YOUR TASK: Search the data for the string "this" and gather each line it is in.

INPUT:
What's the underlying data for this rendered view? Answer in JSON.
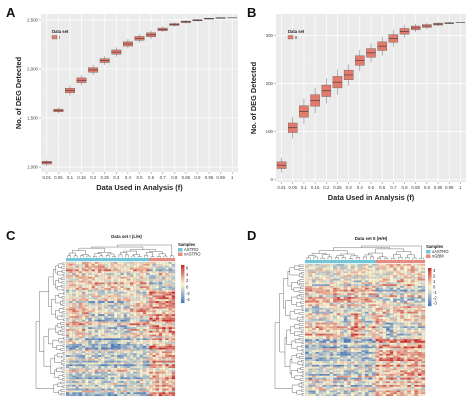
{
  "panels": [
    "A",
    "B",
    "C",
    "D"
  ],
  "chart_data": [
    {
      "type": "boxplot",
      "panel": "A",
      "xlabel": "Data Used in Analysis (f)",
      "ylabel": "No. of DEG Detected",
      "categories": [
        "0.01",
        "0.05",
        "0.1",
        "0.15",
        "0.2",
        "0.25",
        "0.3",
        "0.4",
        "0.5",
        "0.6",
        "0.7",
        "0.8",
        "0.85",
        "0.9",
        "0.95",
        "0.99",
        "1"
      ],
      "y_tick_labels": [
        "1,000",
        "1,500",
        "2,000",
        "2,500"
      ],
      "y_tick_values": [
        1000,
        1500,
        2000,
        2500
      ],
      "ylim": [
        950,
        2560
      ],
      "values": [
        1045,
        1577,
        1780,
        1885,
        1990,
        2085,
        2172,
        2255,
        2312,
        2348,
        2403,
        2453,
        2480,
        2497,
        2512,
        2520,
        2521
      ],
      "spread": [
        14,
        14,
        24,
        24,
        24,
        20,
        22,
        22,
        20,
        20,
        14,
        10,
        8,
        6,
        4,
        3,
        0
      ],
      "legend": {
        "title": "Data set",
        "entries": [
          "I"
        ]
      },
      "grid": true,
      "box_color": "#e37b6d",
      "panel_bg": "#ebebeb"
    },
    {
      "type": "boxplot",
      "panel": "B",
      "xlabel": "Data Used in Analysis (f)",
      "ylabel": "No. of DEG Detected",
      "categories": [
        "0.01",
        "0.05",
        "0.1",
        "0.15",
        "0.2",
        "0.25",
        "0.3",
        "0.4",
        "0.5",
        "0.6",
        "0.7",
        "0.8",
        "0.85",
        "0.9",
        "0.95",
        "0.99",
        "1"
      ],
      "y_tick_labels": [
        "0",
        "100",
        "200",
        "300"
      ],
      "y_tick_values": [
        0,
        100,
        200,
        300
      ],
      "ylim": [
        -5,
        345
      ],
      "values": [
        30,
        108,
        142,
        165,
        185,
        203,
        218,
        248,
        264,
        278,
        294,
        309,
        316,
        320,
        324,
        326,
        327
      ],
      "spread": [
        7,
        10,
        12,
        12,
        12,
        12,
        10,
        10,
        9,
        9,
        8,
        6,
        4,
        3,
        2,
        1,
        0
      ],
      "legend": {
        "title": "Data set",
        "entries": [
          "II"
        ]
      },
      "grid": true,
      "box_color": "#e37b6d",
      "panel_bg": "#ebebeb"
    },
    {
      "type": "heatmap",
      "panel": "C",
      "title": "Data set I (L/H)",
      "rows": 72,
      "cols": 34,
      "group_split": 26,
      "legend": {
        "title": "Samples",
        "entries": [
          "ASTRO",
          "xASTRO"
        ]
      },
      "group_colors": [
        "#6fc6d8",
        "#e48a7f"
      ],
      "color_scale": {
        "ticks": [
          "6",
          "4",
          "2",
          "0",
          "-2",
          "-4"
        ],
        "low": "#4a78b8",
        "mid": "#fcf6d2",
        "high": "#c72b2b"
      }
    },
    {
      "type": "heatmap",
      "panel": "D",
      "title": "Data set II (H/H)",
      "rows": 72,
      "cols": 34,
      "group_split": 20,
      "legend": {
        "title": "Samples",
        "entries": [
          "xASTRO",
          "xGBM"
        ]
      },
      "group_colors": [
        "#6fc6d8",
        "#e48a7f"
      ],
      "color_scale": {
        "ticks": [
          "3",
          "2",
          "1",
          "0",
          "-1",
          "-2",
          "-3"
        ],
        "low": "#4a78b8",
        "mid": "#fcf6d2",
        "high": "#c72b2b"
      }
    }
  ]
}
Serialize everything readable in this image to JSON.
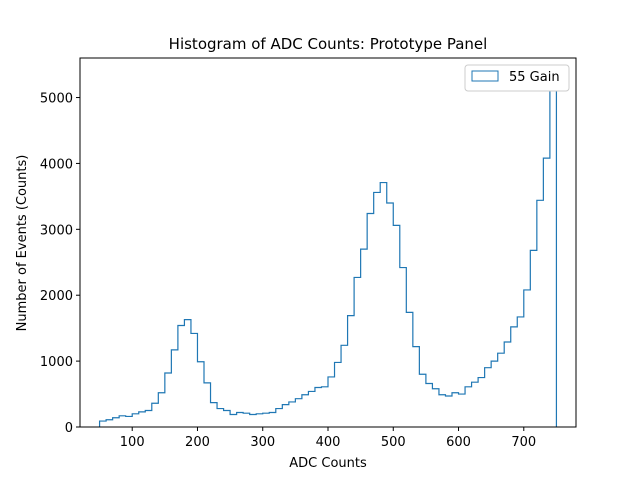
{
  "chart_data": {
    "type": "histogram",
    "title": "Histogram of ADC Counts: Prototype Panel",
    "xlabel": "ADC Counts",
    "ylabel": "Number of Events (Counts)",
    "xlim": [
      20,
      780
    ],
    "ylim": [
      0,
      5600
    ],
    "xticks": [
      100,
      200,
      300,
      400,
      500,
      600,
      700
    ],
    "yticks": [
      0,
      1000,
      2000,
      3000,
      4000,
      5000
    ],
    "legend_position": "top-right",
    "grid": false,
    "series": [
      {
        "name": "55 Gain",
        "color": "#1f77b4",
        "bin_edges": [
          50,
          60,
          70,
          80,
          90,
          100,
          110,
          120,
          130,
          140,
          150,
          160,
          170,
          180,
          190,
          200,
          210,
          220,
          230,
          240,
          250,
          260,
          270,
          280,
          290,
          300,
          310,
          320,
          330,
          340,
          350,
          360,
          370,
          380,
          390,
          400,
          410,
          420,
          430,
          440,
          450,
          460,
          470,
          480,
          490,
          500,
          510,
          520,
          530,
          540,
          550,
          560,
          570,
          580,
          590,
          600,
          610,
          620,
          630,
          640,
          650,
          660,
          670,
          680,
          690,
          700,
          710,
          720,
          730,
          740,
          750
        ],
        "values": [
          90,
          110,
          140,
          170,
          160,
          200,
          230,
          250,
          360,
          520,
          820,
          1170,
          1540,
          1630,
          1420,
          990,
          670,
          370,
          280,
          250,
          190,
          220,
          210,
          190,
          200,
          210,
          220,
          280,
          340,
          380,
          430,
          490,
          540,
          600,
          610,
          760,
          980,
          1240,
          1690,
          2270,
          2700,
          3240,
          3560,
          3710,
          3400,
          3060,
          2420,
          1740,
          1220,
          800,
          660,
          580,
          490,
          470,
          520,
          500,
          610,
          680,
          750,
          900,
          1000,
          1120,
          1290,
          1520,
          1670,
          2080,
          2680,
          3440,
          4080,
          5320
        ]
      }
    ]
  }
}
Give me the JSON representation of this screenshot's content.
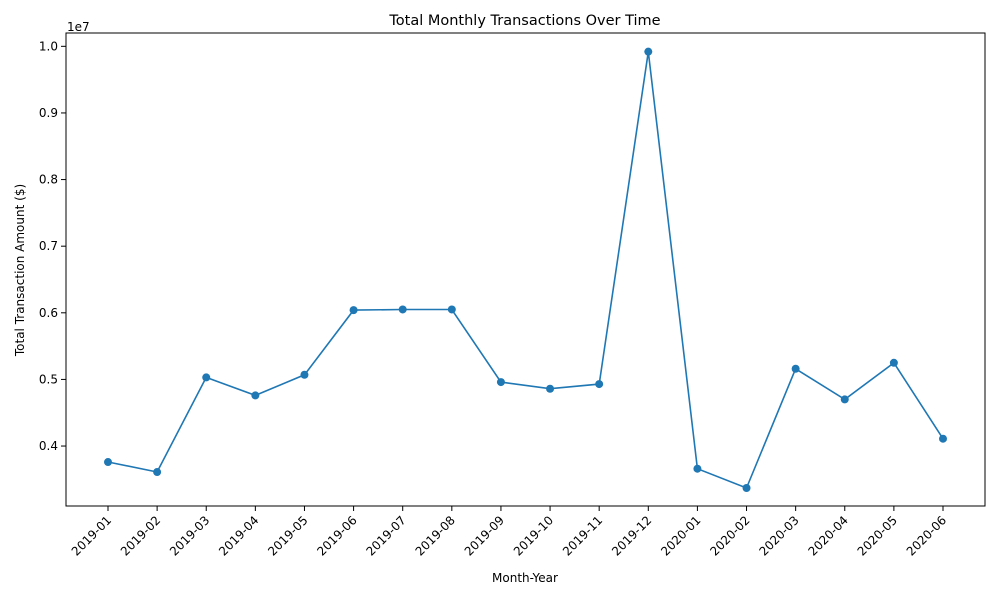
{
  "chart_data": {
    "type": "line",
    "title": "Total Monthly Transactions Over Time",
    "xlabel": "Month-Year",
    "ylabel": "Total Transaction Amount ($)",
    "y_offset_label": "1e7",
    "y_scale_factor": 10000000,
    "ylim": [
      3.1,
      10.2
    ],
    "yticks": [
      0.4,
      0.5,
      0.6,
      0.7,
      0.8,
      0.9,
      1.0
    ],
    "ytick_labels": [
      "0.4",
      "0.5",
      "0.6",
      "0.7",
      "0.8",
      "0.9",
      "1.0"
    ],
    "grid": false,
    "legend": "none",
    "color": "#1f77b4",
    "categories": [
      "2019-01",
      "2019-02",
      "2019-03",
      "2019-04",
      "2019-05",
      "2019-06",
      "2019-07",
      "2019-08",
      "2019-09",
      "2019-10",
      "2019-11",
      "2019-12",
      "2020-01",
      "2020-02",
      "2020-03",
      "2020-04",
      "2020-05",
      "2020-06"
    ],
    "series": [
      {
        "values": [
          3760000,
          3610000,
          5030000,
          4760000,
          5070000,
          6040000,
          6050000,
          6050000,
          4960000,
          4860000,
          4930000,
          9920000,
          3660000,
          3370000,
          5160000,
          4700000,
          5250000,
          4110000
        ]
      }
    ]
  }
}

RESPONSE:
What's the underlying data for this rendered view? Answer in JSON.
Serialize everything readable in this image to JSON.
Give me the JSON representation of this screenshot's content.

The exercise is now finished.